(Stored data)
==========
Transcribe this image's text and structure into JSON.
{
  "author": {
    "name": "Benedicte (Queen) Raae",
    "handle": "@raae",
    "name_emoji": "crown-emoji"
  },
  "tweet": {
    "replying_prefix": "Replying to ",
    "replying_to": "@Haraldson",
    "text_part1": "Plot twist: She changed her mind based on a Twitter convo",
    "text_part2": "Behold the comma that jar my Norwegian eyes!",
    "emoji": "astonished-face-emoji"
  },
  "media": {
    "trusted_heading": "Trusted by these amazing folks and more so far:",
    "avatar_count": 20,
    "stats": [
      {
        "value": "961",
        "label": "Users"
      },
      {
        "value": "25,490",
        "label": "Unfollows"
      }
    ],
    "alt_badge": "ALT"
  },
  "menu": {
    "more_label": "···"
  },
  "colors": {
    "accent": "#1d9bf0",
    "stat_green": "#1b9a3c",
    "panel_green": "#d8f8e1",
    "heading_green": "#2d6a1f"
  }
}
==========
• [Work instructions]:
All of the entries should be written out again exactly.

• [Answer in full]:
Transcribe this image's text and structure into JSON.
{
  "author": {
    "name": "Benedicte (Queen) Raae",
    "handle": "@raae",
    "name_emoji": "crown-emoji"
  },
  "tweet": {
    "replying_prefix": "Replying to ",
    "replying_to": "@Haraldson",
    "text_part1": "Plot twist: She changed her mind based on a Twitter convo",
    "text_part2": "Behold the comma that jar my Norwegian eyes!",
    "emoji": "astonished-face-emoji"
  },
  "media": {
    "trusted_heading": "Trusted by these amazing folks and more so far:",
    "avatar_count": 20,
    "stats": [
      {
        "value": "961",
        "label": "Users"
      },
      {
        "value": "25,490",
        "label": "Unfollows"
      }
    ],
    "alt_badge": "ALT"
  },
  "menu": {
    "more_label": "···"
  },
  "colors": {
    "accent": "#1d9bf0",
    "stat_green": "#1b9a3c",
    "panel_green": "#d8f8e1",
    "heading_green": "#2d6a1f"
  }
}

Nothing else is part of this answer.